_Your objective_
Give every line again exactly as it appears, please, but not the pictures.

--- START OF Information provided ---

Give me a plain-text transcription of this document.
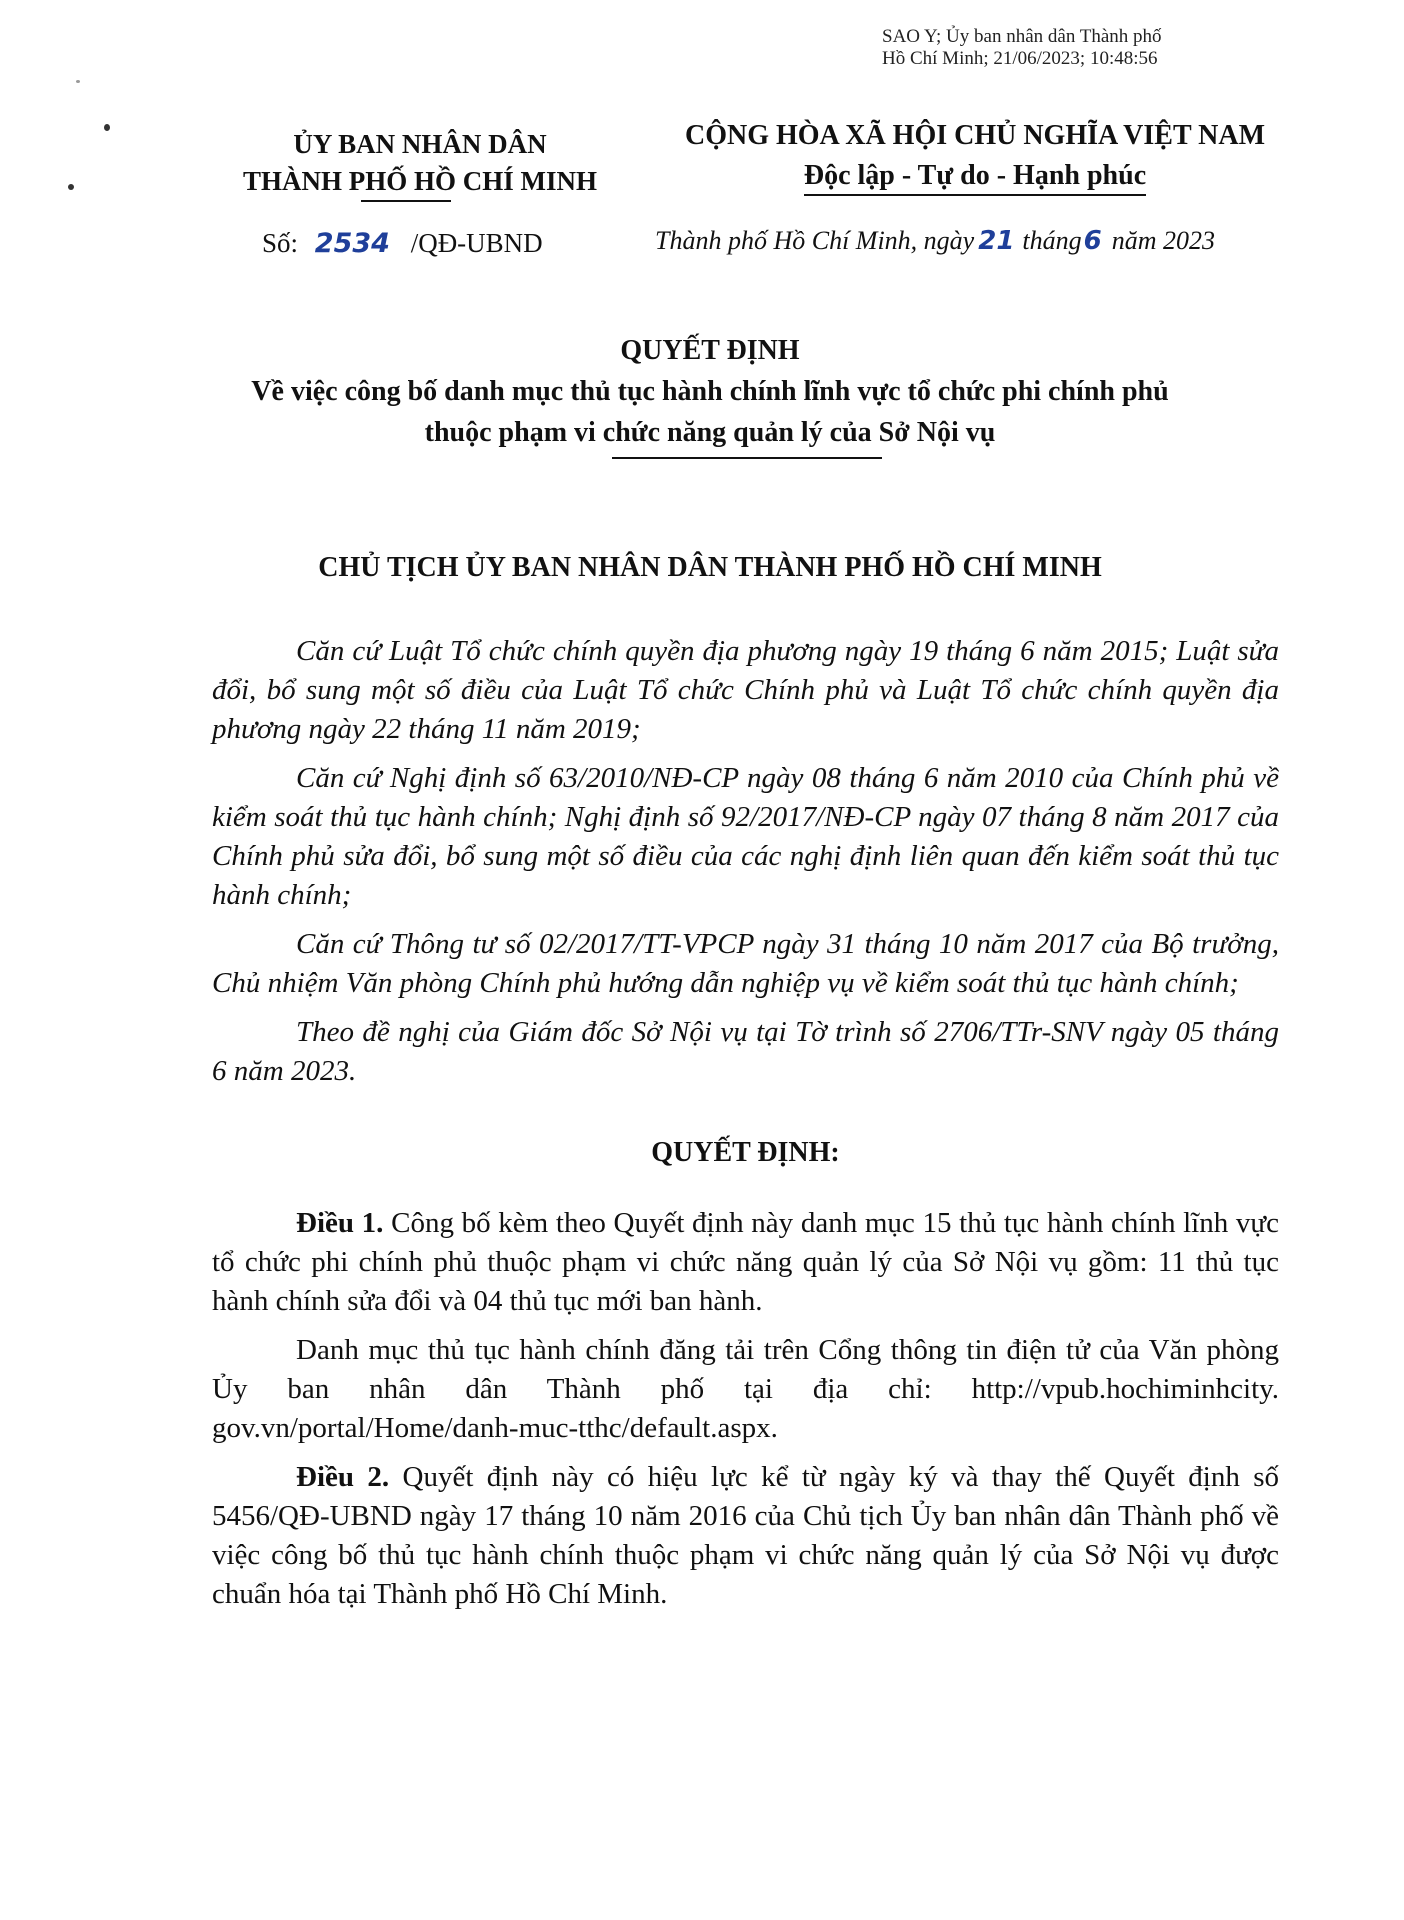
SAO Y; Ủy ban nhân dân Thành phố
Hồ Chí Minh; 21/06/2023; 10:48:56
ỦY BAN NHÂN DÂN
THÀNH PHỐ HỒ CHÍ MINH
CỘNG HÒA XÃ HỘI CHỦ NGHĨA VIỆT NAM
Độc lập - Tự do - Hạnh phúc
Số: 2534 /QĐ-UBND	Thành phố Hồ Chí Minh, ngày 21 tháng6 năm 2023
QUYẾT ĐỊNH
Về việc công bố danh mục thủ tục hành chính lĩnh vực tổ chức phi chính phủ
thuộc phạm vi chức năng quản lý của Sở Nội vụ
CHỦ TỊCH ỦY BAN NHÂN DÂN THÀNH PHỐ HỒ CHÍ MINH

Căn cứ Luật Tổ chức chính quyền địa phương ngày 19 tháng 6 năm 2015; Luật sửa đổi, bổ sung một số điều của Luật Tổ chức Chính phủ và Luật Tổ chức chính quyền địa phương ngày 22 tháng 11 năm 2019;

Căn cứ Nghị định số 63/2010/NĐ-CP ngày 08 tháng 6 năm 2010 của Chính phủ về kiểm soát thủ tục hành chính; Nghị định số 92/2017/NĐ-CP ngày 07 tháng 8 năm 2017 của Chính phủ sửa đổi, bổ sung một số điều của các nghị định liên quan đến kiểm soát thủ tục hành chính;

Căn cứ Thông tư số 02/2017/TT-VPCP ngày 31 tháng 10 năm 2017 của Bộ trưởng, Chủ nhiệm Văn phòng Chính phủ hướng dẫn nghiệp vụ về kiểm soát thủ tục hành chính;

Theo đề nghị của Giám đốc Sở Nội vụ tại Tờ trình số 2706/TTr-SNV ngày 05 tháng 6 năm 2023.

QUYẾT ĐỊNH:

Điều 1. Công bố kèm theo Quyết định này danh mục 15 thủ tục hành chính lĩnh vực tổ chức phi chính phủ thuộc phạm vi chức năng quản lý của Sở Nội vụ gồm: 11 thủ tục hành chính sửa đổi và 04 thủ tục mới ban hành.

Danh mục thủ tục hành chính đăng tải trên Cổng thông tin điện tử của Văn phòng Ủy ban nhân dân Thành phố tại địa chỉ: http://vpub.hochiminhcity. gov.vn/portal/Home/danh-muc-tthc/default.aspx.

Điều 2. Quyết định này có hiệu lực kể từ ngày ký và thay thế Quyết định số 5456/QĐ-UBND ngày 17 tháng 10 năm 2016 của Chủ tịch Ủy ban nhân dân Thành phố về việc công bố thủ tục hành chính thuộc phạm vi chức năng quản lý của Sở Nội vụ được chuẩn hóa tại Thành phố Hồ Chí Minh.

--- END OF Information provided ---

_Solution_
Give me a plain-text transcription of this document.
SAO Y; Ủy ban nhân dân Thành phố
Hồ Chí Minh; 21/06/2023; 10:48:56
ỦY BAN NHÂN DÂN
THÀNH PHỐ HỒ CHÍ MINH
CỘNG HÒA XÃ HỘI CHỦ NGHĨA VIỆT NAM
Độc lập - Tự do - Hạnh phúc
Số: 2534 /QĐ-UBND	Thành phố Hồ Chí Minh, ngày 21 tháng6 năm 2023
QUYẾT ĐỊNH
Về việc công bố danh mục thủ tục hành chính lĩnh vực tổ chức phi chính phủ
thuộc phạm vi chức năng quản lý của Sở Nội vụ
CHỦ TỊCH ỦY BAN NHÂN DÂN THÀNH PHỐ HỒ CHÍ MINH

Căn cứ Luật Tổ chức chính quyền địa phương ngày 19 tháng 6 năm 2015; Luật sửa đổi, bổ sung một số điều của Luật Tổ chức Chính phủ và Luật Tổ chức chính quyền địa phương ngày 22 tháng 11 năm 2019;

Căn cứ Nghị định số 63/2010/NĐ-CP ngày 08 tháng 6 năm 2010 của Chính phủ về kiểm soát thủ tục hành chính; Nghị định số 92/2017/NĐ-CP ngày 07 tháng 8 năm 2017 của Chính phủ sửa đổi, bổ sung một số điều của các nghị định liên quan đến kiểm soát thủ tục hành chính;

Căn cứ Thông tư số 02/2017/TT-VPCP ngày 31 tháng 10 năm 2017 của Bộ trưởng, Chủ nhiệm Văn phòng Chính phủ hướng dẫn nghiệp vụ về kiểm soát thủ tục hành chính;

Theo đề nghị của Giám đốc Sở Nội vụ tại Tờ trình số 2706/TTr-SNV ngày 05 tháng 6 năm 2023.

QUYẾT ĐỊNH:

Điều 1. Công bố kèm theo Quyết định này danh mục 15 thủ tục hành chính lĩnh vực tổ chức phi chính phủ thuộc phạm vi chức năng quản lý của Sở Nội vụ gồm: 11 thủ tục hành chính sửa đổi và 04 thủ tục mới ban hành.

Danh mục thủ tục hành chính đăng tải trên Cổng thông tin điện tử của Văn phòng Ủy ban nhân dân Thành phố tại địa chỉ: http://vpub.hochiminhcity. gov.vn/portal/Home/danh-muc-tthc/default.aspx.

Điều 2. Quyết định này có hiệu lực kể từ ngày ký và thay thế Quyết định số 5456/QĐ-UBND ngày 17 tháng 10 năm 2016 của Chủ tịch Ủy ban nhân dân Thành phố về việc công bố thủ tục hành chính thuộc phạm vi chức năng quản lý của Sở Nội vụ được chuẩn hóa tại Thành phố Hồ Chí Minh.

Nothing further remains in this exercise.